Do You Want To Legally Develop A Drug Habit? Well Now You Can With Coco Loko!

(NEWSER) – You can eat it and drink it, so why not inhale it? That’s the thinking behind Coco Loko, a new “snortable” chocolate powder billed as a legal way to get high, the Washington Post reports. The newfangled nose candy leaves snorters with a “euphoric” feeling “but also motivated to get things done,” per founder Nick Anderson. He likens the buzz, which lasts for 30 minutes to an hour, to that of an energy drink. The 29-year-old Anderson, who runs the company Legal Lean, says he got the idea for Coco Loko a few months ago after hearing about a “chocolate-snorting trend” in Europe. Jezebel reports the fad may go back to 2015, when a Belgian chocolate-maker hawked a device that shoots chocolate powder up your nose. “At first, I was like, ‘Is this a hoax?,'” Anderson tells the Post.
“And then I tried it and it was like, OK, this is the future right here.” So Anderson pumped in $10,000 of his own cash into creating his own “raw cacao snuff.” A 10-serving tin of Coco Loko costs $19.99 on the company website. The product is also spiked with ginkgo biloba, taurine, and guarana, all common ingredients in energy drinks. The powder is not FDA approved, and doctors seem perplexed by it. “No one’s studied what happens if you inhale chocolate into your nose,” one doc tells the Post. ABC10 notes that stuffing foreign substances up your schnoz could hurt mucous membranes, which keep bacteria and particles from entering the nose, among other issues. So does it work? Reviews on message boards are all over the place, with one saying, “All I felt was drowsy,” per the Post. (Nearly half of us aren’t sure where chocolate milk comes from.)
───
--- PROBLEMS AND TASKS ---
• a. Summarize the Coco Loko article in two sentences.
• b. Repeat the passage of the Coco Loko article starting at "Do You Want" and ending at "Anderson tells the Post.".
The rows have no connection to the Coco Loko article.
───
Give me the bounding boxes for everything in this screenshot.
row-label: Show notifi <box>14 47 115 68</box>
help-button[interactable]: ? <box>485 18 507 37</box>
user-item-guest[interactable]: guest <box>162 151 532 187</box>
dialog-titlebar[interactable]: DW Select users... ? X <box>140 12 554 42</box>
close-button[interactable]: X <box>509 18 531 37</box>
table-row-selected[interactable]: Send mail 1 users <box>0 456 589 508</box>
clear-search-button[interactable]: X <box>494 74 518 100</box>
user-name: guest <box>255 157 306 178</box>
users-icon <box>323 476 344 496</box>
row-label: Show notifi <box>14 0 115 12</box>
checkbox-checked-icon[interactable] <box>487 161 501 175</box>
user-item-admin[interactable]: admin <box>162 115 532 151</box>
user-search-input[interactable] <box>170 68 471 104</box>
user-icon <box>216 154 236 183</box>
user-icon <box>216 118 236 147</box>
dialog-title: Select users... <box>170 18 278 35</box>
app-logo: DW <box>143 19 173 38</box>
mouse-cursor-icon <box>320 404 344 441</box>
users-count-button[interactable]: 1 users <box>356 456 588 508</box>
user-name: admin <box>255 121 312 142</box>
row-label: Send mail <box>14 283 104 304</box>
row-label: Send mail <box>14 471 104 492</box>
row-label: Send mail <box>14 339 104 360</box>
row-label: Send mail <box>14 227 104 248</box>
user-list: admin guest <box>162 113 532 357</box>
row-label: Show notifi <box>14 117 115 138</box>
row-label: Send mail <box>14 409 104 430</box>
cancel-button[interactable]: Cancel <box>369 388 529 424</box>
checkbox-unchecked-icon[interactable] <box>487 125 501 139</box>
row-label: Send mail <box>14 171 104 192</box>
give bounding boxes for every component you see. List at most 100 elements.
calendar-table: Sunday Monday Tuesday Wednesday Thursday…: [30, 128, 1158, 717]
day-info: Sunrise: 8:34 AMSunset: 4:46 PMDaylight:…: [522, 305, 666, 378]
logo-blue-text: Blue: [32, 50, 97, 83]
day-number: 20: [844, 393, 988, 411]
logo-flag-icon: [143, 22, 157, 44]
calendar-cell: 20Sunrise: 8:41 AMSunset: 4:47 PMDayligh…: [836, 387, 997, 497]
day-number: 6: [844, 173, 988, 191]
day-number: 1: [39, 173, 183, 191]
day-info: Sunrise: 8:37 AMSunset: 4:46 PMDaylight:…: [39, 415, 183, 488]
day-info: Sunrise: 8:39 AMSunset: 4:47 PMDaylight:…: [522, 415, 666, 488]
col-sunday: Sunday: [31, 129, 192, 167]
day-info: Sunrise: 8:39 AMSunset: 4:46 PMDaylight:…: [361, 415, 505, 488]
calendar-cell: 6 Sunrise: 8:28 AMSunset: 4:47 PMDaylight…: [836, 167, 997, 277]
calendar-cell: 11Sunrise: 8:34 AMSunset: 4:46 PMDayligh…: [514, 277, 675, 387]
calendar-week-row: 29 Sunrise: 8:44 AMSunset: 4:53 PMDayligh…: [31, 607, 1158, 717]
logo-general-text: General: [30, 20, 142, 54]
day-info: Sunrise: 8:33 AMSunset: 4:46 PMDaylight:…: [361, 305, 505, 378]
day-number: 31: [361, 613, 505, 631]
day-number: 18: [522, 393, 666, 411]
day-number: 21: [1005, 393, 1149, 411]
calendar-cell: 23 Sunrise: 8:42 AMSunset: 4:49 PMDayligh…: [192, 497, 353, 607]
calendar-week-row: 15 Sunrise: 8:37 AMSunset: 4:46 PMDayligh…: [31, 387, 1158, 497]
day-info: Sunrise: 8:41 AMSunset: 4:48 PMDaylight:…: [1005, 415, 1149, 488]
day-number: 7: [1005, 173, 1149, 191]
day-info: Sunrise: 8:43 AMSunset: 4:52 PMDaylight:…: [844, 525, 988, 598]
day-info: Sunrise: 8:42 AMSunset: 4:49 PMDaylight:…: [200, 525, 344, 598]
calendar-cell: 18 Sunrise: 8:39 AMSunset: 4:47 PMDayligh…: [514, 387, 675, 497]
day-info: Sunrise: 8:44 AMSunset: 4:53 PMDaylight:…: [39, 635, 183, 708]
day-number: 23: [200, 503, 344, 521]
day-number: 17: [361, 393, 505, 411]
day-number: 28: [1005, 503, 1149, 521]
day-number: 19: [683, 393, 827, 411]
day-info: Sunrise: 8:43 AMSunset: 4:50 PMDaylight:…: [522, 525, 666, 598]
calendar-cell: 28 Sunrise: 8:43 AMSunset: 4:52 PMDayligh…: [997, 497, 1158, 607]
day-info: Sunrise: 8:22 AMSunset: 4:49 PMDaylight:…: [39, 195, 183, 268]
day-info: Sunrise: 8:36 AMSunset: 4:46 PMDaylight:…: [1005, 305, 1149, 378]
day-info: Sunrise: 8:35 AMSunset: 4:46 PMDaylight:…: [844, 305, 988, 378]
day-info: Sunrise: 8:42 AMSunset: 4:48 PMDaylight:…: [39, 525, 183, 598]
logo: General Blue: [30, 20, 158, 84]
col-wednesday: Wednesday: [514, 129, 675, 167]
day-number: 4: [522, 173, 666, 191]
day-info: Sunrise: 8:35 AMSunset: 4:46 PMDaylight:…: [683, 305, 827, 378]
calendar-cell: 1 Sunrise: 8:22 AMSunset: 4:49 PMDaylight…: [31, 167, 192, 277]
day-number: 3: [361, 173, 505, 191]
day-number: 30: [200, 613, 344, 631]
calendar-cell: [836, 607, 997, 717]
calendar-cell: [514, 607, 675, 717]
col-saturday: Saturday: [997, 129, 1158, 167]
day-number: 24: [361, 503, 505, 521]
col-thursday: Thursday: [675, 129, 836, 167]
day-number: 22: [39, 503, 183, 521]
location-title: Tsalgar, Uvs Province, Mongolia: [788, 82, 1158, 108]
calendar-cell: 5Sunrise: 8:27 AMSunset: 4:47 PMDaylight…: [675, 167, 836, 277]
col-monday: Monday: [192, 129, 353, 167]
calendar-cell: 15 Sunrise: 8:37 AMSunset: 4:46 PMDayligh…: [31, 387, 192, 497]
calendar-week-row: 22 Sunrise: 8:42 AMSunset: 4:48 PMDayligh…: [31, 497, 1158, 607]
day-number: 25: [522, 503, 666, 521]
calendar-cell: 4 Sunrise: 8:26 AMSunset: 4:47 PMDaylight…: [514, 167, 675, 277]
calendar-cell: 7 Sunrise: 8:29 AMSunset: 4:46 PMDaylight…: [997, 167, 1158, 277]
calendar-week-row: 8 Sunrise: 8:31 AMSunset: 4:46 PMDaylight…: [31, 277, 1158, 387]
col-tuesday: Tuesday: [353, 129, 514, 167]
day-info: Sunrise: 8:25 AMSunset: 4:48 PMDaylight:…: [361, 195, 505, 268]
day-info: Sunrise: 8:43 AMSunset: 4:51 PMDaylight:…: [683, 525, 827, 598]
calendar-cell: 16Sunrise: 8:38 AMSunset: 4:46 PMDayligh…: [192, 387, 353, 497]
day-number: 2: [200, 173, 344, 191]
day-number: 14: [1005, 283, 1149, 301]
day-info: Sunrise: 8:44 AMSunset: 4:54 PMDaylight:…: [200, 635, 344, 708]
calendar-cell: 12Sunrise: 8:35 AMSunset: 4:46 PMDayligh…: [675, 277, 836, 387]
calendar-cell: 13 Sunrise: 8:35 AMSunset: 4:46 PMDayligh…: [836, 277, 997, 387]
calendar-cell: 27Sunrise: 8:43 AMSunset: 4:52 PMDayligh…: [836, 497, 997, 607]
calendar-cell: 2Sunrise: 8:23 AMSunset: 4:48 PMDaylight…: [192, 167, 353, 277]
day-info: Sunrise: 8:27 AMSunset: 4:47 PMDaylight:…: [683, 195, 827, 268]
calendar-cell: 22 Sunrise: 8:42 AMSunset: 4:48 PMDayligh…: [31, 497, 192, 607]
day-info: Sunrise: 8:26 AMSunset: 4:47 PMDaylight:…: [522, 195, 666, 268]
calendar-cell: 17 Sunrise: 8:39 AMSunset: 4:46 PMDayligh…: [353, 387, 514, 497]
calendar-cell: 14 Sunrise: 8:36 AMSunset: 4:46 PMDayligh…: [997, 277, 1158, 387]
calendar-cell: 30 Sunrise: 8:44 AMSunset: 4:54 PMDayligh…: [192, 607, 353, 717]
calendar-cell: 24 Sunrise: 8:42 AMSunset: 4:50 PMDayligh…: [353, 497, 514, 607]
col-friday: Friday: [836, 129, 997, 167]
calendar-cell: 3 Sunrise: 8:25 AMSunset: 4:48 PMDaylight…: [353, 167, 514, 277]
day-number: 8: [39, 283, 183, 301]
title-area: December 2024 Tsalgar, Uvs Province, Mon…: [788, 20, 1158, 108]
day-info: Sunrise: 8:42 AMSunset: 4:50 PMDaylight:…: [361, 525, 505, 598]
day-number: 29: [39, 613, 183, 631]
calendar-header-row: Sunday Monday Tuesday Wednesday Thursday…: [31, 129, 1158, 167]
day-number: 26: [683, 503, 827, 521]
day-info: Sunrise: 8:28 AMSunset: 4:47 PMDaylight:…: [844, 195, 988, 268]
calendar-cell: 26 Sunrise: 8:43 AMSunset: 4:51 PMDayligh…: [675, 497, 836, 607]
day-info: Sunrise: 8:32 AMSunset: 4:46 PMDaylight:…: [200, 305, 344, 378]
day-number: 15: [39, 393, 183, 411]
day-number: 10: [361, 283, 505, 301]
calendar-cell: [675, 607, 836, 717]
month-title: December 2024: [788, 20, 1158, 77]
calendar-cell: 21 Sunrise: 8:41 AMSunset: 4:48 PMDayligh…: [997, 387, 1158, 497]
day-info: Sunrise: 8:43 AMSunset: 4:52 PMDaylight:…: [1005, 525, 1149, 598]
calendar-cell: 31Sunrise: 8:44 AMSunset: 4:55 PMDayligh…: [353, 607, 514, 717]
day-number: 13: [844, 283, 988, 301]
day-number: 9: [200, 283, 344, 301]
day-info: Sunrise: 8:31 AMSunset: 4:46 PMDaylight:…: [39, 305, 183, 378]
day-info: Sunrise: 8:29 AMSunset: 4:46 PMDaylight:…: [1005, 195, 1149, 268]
───
--- RESULTS FOR EACH TASK ---
• a. Coco Loko is a new snortable chocolate powder from Nick Anderson's company Legal Lean, billed as a legal way to get high with a euphoric buzz that lasts 30 minutes to an hour. It is spiked with ginkgo biloba, taurine, and guarana and is not FDA approved, and doctors seem perplexed by it, while ABC10 notes that putting foreign substances up the nose could hurt mucous membranes.

• b.
Do You Want To Legally Develop A Drug Habit? Well Now You Can With Coco Loko!

(NEWSER) – You can eat it and drink it, so why not inhale it? That’s the thinking behind Coco Loko, a new “snortable” chocolate powder billed as a legal way to get high, the Washington Post reports. The newfangled nose candy leaves snorters with a “euphoric” feeling “but also motivated to get things done,” per founder Nick Anderson. He likens the buzz, which lasts for 30 minutes to an hour, to that of an energy drink. The 29-year-old Anderson, who runs the company Legal Lean, says he got the idea for Coco Loko a few months ago after hearing about a “chocolate-snorting trend” in Europe. Jezebel reports the fad may go back to 2015, when a Belgian chocolate-maker hawked a device that shoots chocolate powder up your nose. “At first, I was like, ‘Is this a hoax?,'” Anderson tells the Post.